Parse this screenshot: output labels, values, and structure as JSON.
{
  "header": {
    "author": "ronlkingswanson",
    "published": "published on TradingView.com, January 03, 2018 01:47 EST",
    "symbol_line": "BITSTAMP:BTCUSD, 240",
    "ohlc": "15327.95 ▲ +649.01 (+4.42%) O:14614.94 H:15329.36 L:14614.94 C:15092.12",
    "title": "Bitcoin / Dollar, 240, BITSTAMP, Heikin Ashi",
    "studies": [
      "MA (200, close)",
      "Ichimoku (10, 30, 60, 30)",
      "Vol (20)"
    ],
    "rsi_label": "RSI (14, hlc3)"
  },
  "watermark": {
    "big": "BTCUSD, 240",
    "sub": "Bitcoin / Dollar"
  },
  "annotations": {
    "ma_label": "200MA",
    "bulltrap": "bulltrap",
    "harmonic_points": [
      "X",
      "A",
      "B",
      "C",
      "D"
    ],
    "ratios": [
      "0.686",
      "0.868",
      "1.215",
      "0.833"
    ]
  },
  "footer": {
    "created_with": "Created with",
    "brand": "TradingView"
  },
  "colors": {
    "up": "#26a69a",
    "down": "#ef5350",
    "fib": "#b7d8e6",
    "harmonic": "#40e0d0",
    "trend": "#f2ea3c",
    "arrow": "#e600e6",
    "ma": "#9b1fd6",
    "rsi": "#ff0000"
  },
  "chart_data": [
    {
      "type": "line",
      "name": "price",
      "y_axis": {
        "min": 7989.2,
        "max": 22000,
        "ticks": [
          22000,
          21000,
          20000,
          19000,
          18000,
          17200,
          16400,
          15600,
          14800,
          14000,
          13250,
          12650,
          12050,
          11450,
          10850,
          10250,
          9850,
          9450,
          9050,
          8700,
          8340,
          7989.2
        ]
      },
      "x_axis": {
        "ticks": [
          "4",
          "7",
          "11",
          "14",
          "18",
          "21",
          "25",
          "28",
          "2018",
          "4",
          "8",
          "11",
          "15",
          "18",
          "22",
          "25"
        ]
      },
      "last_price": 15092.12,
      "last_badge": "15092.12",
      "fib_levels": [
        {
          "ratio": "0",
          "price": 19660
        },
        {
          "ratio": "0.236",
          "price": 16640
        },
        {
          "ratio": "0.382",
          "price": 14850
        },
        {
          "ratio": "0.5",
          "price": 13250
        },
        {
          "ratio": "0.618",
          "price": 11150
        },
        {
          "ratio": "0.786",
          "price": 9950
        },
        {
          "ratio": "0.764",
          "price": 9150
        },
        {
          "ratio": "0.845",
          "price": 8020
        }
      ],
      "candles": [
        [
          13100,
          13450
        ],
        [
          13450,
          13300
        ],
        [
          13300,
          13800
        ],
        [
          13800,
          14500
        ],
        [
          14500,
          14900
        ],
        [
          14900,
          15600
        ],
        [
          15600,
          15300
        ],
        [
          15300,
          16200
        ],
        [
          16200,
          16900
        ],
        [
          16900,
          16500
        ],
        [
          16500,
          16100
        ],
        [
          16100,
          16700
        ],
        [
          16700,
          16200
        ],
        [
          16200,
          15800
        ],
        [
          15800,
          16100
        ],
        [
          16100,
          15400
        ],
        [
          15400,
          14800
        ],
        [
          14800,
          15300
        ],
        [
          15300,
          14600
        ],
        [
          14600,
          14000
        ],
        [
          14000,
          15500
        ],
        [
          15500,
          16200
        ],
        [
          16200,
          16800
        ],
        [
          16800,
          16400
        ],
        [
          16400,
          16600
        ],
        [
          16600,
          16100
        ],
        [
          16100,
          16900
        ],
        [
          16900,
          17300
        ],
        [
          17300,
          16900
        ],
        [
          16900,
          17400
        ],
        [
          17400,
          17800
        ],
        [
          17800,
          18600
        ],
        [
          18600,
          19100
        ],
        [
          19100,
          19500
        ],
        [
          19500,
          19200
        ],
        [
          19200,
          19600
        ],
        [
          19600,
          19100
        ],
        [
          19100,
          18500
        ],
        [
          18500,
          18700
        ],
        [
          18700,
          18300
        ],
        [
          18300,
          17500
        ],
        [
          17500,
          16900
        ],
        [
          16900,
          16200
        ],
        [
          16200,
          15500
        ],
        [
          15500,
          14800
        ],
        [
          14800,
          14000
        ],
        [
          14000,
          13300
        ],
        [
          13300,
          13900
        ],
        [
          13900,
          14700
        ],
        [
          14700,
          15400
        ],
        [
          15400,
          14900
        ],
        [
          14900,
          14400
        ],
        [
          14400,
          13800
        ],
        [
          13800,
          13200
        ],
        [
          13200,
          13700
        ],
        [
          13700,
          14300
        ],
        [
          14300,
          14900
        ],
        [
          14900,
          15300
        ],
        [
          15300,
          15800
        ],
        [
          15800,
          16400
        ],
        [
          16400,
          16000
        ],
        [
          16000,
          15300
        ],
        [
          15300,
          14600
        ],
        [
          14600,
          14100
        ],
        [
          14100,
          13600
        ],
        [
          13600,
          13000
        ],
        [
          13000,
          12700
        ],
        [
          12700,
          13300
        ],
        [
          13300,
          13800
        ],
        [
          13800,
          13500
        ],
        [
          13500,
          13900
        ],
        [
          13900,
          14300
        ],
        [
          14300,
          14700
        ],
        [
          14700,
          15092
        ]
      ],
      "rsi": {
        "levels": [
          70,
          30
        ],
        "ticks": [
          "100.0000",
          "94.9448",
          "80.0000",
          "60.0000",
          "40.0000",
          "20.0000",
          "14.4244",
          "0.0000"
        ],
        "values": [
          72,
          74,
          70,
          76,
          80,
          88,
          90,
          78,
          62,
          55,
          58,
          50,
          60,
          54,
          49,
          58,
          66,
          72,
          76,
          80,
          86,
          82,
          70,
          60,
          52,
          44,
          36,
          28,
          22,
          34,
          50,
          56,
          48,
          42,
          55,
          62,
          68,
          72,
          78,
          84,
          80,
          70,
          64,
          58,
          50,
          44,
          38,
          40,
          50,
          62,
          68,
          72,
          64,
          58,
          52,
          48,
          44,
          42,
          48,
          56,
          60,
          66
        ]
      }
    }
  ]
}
━━━━━━━━━━
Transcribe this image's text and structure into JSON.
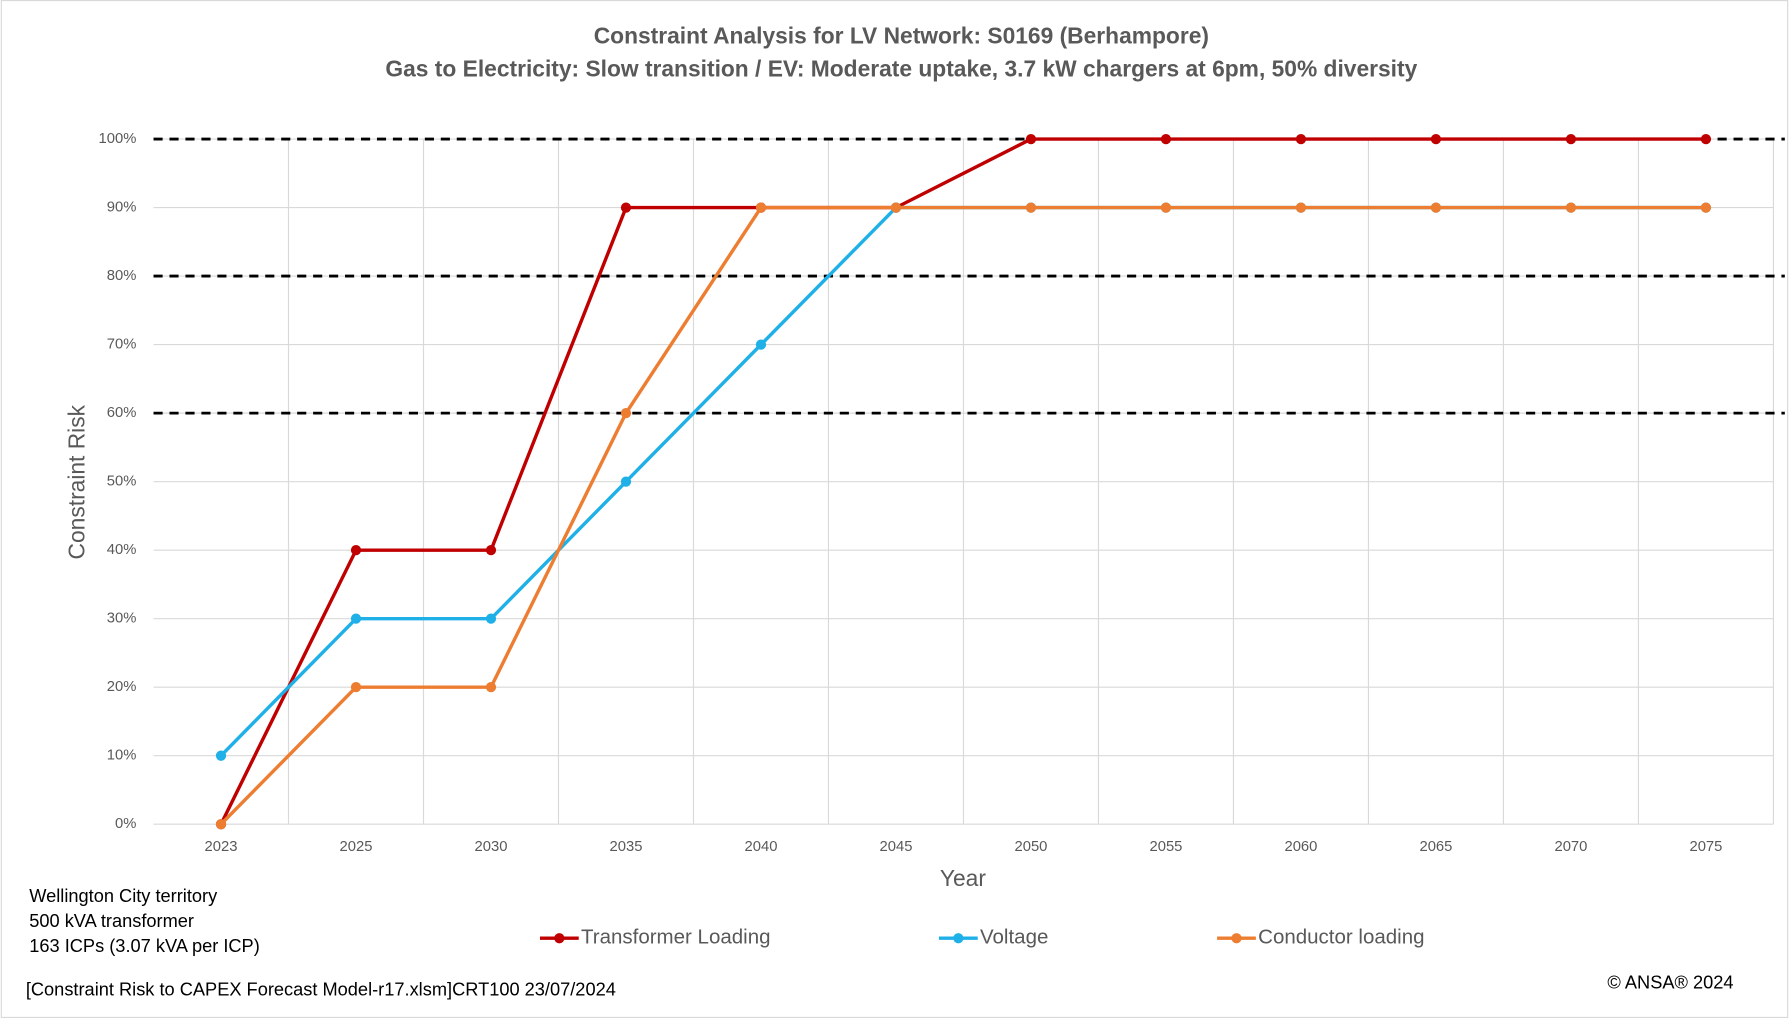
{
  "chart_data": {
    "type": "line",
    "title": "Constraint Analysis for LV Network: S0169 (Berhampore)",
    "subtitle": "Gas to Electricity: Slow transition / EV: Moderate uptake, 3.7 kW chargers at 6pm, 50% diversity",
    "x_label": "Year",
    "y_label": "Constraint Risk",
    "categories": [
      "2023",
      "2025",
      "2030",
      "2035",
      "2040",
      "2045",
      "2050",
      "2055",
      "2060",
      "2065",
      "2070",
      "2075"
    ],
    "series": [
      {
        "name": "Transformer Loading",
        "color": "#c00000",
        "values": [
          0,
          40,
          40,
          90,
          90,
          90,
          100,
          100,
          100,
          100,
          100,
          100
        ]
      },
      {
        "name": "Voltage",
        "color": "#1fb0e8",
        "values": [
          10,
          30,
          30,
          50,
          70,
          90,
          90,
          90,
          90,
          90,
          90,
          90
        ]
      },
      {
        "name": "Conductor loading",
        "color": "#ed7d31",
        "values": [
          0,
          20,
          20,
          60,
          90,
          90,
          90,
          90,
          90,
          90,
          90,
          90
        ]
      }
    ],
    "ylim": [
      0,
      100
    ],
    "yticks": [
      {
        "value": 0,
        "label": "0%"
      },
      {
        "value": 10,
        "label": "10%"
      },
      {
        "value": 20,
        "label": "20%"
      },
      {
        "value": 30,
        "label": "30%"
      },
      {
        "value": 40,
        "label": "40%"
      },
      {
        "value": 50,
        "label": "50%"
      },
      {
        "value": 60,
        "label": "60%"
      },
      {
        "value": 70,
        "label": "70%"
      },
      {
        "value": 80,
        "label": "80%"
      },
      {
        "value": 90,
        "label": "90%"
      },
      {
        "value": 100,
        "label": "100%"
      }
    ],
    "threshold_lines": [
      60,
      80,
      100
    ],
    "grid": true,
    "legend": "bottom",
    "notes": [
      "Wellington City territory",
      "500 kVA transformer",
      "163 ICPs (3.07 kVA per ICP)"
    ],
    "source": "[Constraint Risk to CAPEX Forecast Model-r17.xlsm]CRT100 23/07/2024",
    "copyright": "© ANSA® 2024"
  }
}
━━━━━━━━━━
Exercise instructions: In the entries above, find each line with the string "Bitcoin" and copy it.

Exercise response:
    "title": "Bitcoin / Dollar, 240, BITSTAMP, Heikin Ashi",
    "sub": "Bitcoin / Dollar"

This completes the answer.